### EXERCISE INSTRUCTIONS
Transcribe each record exactly. Include every one.

### EXTRACTED ENTRIES
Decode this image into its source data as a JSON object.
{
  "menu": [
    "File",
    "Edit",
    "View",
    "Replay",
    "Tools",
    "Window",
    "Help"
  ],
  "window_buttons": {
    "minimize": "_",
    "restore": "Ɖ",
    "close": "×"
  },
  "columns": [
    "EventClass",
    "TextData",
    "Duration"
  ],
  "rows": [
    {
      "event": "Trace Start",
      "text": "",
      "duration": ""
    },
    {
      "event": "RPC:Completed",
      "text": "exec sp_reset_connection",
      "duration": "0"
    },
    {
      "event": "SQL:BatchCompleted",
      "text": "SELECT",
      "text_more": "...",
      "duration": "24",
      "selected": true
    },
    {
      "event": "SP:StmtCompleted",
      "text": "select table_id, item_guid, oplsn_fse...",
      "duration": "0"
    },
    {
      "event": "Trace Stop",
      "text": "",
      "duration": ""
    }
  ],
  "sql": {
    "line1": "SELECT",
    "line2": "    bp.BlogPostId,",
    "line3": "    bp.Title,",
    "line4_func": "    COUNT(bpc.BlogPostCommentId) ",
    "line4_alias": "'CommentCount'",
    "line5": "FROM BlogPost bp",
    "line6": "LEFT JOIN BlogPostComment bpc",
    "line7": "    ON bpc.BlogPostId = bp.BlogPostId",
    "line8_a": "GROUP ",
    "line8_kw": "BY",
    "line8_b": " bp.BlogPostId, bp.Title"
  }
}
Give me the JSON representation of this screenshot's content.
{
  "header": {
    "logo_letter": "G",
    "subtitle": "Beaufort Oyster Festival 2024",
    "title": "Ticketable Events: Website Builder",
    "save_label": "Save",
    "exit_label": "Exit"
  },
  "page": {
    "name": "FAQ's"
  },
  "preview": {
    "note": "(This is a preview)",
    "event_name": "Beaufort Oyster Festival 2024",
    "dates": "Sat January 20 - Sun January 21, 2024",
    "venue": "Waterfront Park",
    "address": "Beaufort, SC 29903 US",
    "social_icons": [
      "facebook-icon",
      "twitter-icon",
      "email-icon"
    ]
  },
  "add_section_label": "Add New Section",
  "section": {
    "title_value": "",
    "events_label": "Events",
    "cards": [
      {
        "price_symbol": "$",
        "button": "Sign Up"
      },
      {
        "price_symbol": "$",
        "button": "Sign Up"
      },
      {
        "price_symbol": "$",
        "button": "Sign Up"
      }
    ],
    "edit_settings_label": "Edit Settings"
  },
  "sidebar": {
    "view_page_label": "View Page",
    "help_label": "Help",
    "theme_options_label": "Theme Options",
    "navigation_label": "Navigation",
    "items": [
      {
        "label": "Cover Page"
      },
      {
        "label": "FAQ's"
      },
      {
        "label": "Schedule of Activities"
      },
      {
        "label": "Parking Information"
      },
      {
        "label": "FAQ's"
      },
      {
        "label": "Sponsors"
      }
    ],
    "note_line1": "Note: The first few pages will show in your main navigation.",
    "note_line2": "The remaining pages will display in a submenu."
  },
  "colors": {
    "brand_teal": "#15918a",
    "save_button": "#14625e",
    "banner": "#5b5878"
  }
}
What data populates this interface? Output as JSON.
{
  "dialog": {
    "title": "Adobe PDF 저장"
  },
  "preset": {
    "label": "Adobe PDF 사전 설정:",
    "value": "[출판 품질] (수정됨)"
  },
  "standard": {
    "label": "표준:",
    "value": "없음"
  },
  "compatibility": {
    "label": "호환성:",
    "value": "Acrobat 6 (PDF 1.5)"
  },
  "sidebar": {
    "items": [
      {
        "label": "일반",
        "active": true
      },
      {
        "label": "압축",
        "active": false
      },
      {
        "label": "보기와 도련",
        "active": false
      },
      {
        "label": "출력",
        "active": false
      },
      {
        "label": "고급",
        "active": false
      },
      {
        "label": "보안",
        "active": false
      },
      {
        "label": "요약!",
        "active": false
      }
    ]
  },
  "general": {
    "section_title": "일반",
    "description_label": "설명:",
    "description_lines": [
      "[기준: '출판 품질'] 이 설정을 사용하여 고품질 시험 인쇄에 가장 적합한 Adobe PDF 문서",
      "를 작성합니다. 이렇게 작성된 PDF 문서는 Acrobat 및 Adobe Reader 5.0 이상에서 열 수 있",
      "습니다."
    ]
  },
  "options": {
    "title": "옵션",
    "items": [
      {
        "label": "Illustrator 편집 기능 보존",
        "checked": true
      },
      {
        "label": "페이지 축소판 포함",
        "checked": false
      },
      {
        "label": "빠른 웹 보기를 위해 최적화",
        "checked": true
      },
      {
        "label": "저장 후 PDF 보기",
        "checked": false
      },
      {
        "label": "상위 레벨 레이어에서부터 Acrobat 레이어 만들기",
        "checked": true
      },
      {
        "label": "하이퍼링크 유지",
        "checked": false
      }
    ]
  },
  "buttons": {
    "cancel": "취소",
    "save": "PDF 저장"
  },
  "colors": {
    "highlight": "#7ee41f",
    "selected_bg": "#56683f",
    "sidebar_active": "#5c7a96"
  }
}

### FULL ANSWER
Decode this image into its source data as a JSON object.
{
  "menu": [
    "File",
    "Edit",
    "View",
    "Replay",
    "Tools",
    "Window",
    "Help"
  ],
  "window_buttons": {
    "minimize": "_",
    "restore": "Ɖ",
    "close": "×"
  },
  "columns": [
    "EventClass",
    "TextData",
    "Duration"
  ],
  "rows": [
    {
      "event": "Trace Start",
      "text": "",
      "duration": ""
    },
    {
      "event": "RPC:Completed",
      "text": "exec sp_reset_connection",
      "duration": "0"
    },
    {
      "event": "SQL:BatchCompleted",
      "text": "SELECT",
      "text_more": "...",
      "duration": "24",
      "selected": true
    },
    {
      "event": "SP:StmtCompleted",
      "text": "select table_id, item_guid, oplsn_fse...",
      "duration": "0"
    },
    {
      "event": "Trace Stop",
      "text": "",
      "duration": ""
    }
  ],
  "sql": {
    "line1": "SELECT",
    "line2": "    bp.BlogPostId,",
    "line3": "    bp.Title,",
    "line4_func": "    COUNT(bpc.BlogPostCommentId) ",
    "line4_alias": "'CommentCount'",
    "line5": "FROM BlogPost bp",
    "line6": "LEFT JOIN BlogPostComment bpc",
    "line7": "    ON bpc.BlogPostId = bp.BlogPostId",
    "line8_a": "GROUP ",
    "line8_kw": "BY",
    "line8_b": " bp.BlogPostId, bp.Title"
  }
}
Give me the JSON representation of this screenshot's content.
{
  "header": {
    "logo_letter": "G",
    "subtitle": "Beaufort Oyster Festival 2024",
    "title": "Ticketable Events: Website Builder",
    "save_label": "Save",
    "exit_label": "Exit"
  },
  "page": {
    "name": "FAQ's"
  },
  "preview": {
    "note": "(This is a preview)",
    "event_name": "Beaufort Oyster Festival 2024",
    "dates": "Sat January 20 - Sun January 21, 2024",
    "venue": "Waterfront Park",
    "address": "Beaufort, SC 29903 US",
    "social_icons": [
      "facebook-icon",
      "twitter-icon",
      "email-icon"
    ]
  },
  "add_section_label": "Add New Section",
  "section": {
    "title_value": "",
    "events_label": "Events",
    "cards": [
      {
        "price_symbol": "$",
        "button": "Sign Up"
      },
      {
        "price_symbol": "$",
        "button": "Sign Up"
      },
      {
        "price_symbol": "$",
        "button": "Sign Up"
      }
    ],
    "edit_settings_label": "Edit Settings"
  },
  "sidebar": {
    "view_page_label": "View Page",
    "help_label": "Help",
    "theme_options_label": "Theme Options",
    "navigation_label": "Navigation",
    "items": [
      {
        "label": "Cover Page"
      },
      {
        "label": "FAQ's"
      },
      {
        "label": "Schedule of Activities"
      },
      {
        "label": "Parking Information"
      },
      {
        "label": "FAQ's"
      },
      {
        "label": "Sponsors"
      }
    ],
    "note_line1": "Note: The first few pages will show in your main navigation.",
    "note_line2": "The remaining pages will display in a submenu."
  },
  "colors": {
    "brand_teal": "#15918a",
    "save_button": "#14625e",
    "banner": "#5b5878"
  }
}
What data populates this interface? Output as JSON.
{
  "dialog": {
    "title": "Adobe PDF 저장"
  },
  "preset": {
    "label": "Adobe PDF 사전 설정:",
    "value": "[출판 품질] (수정됨)"
  },
  "standard": {
    "label": "표준:",
    "value": "없음"
  },
  "compatibility": {
    "label": "호환성:",
    "value": "Acrobat 6 (PDF 1.5)"
  },
  "sidebar": {
    "items": [
      {
        "label": "일반",
        "active": true
      },
      {
        "label": "압축",
        "active": false
      },
      {
        "label": "보기와 도련",
        "active": false
      },
      {
        "label": "출력",
        "active": false
      },
      {
        "label": "고급",
        "active": false
      },
      {
        "label": "보안",
        "active": false
      },
      {
        "label": "요약!",
        "active": false
      }
    ]
  },
  "general": {
    "section_title": "일반",
    "description_label": "설명:",
    "description_lines": [
      "[기준: '출판 품질'] 이 설정을 사용하여 고품질 시험 인쇄에 가장 적합한 Adobe PDF 문서",
      "를 작성합니다. 이렇게 작성된 PDF 문서는 Acrobat 및 Adobe Reader 5.0 이상에서 열 수 있",
      "습니다."
    ]
  },
  "options": {
    "title": "옵션",
    "items": [
      {
        "label": "Illustrator 편집 기능 보존",
        "checked": true
      },
      {
        "label": "페이지 축소판 포함",
        "checked": false
      },
      {
        "label": "빠른 웹 보기를 위해 최적화",
        "checked": true
      },
      {
        "label": "저장 후 PDF 보기",
        "checked": false
      },
      {
        "label": "상위 레벨 레이어에서부터 Acrobat 레이어 만들기",
        "checked": true
      },
      {
        "label": "하이퍼링크 유지",
        "checked": false
      }
    ]
  },
  "buttons": {
    "cancel": "취소",
    "save": "PDF 저장"
  },
  "colors": {
    "highlight": "#7ee41f",
    "selected_bg": "#56683f",
    "sidebar_active": "#5c7a96"
  }
}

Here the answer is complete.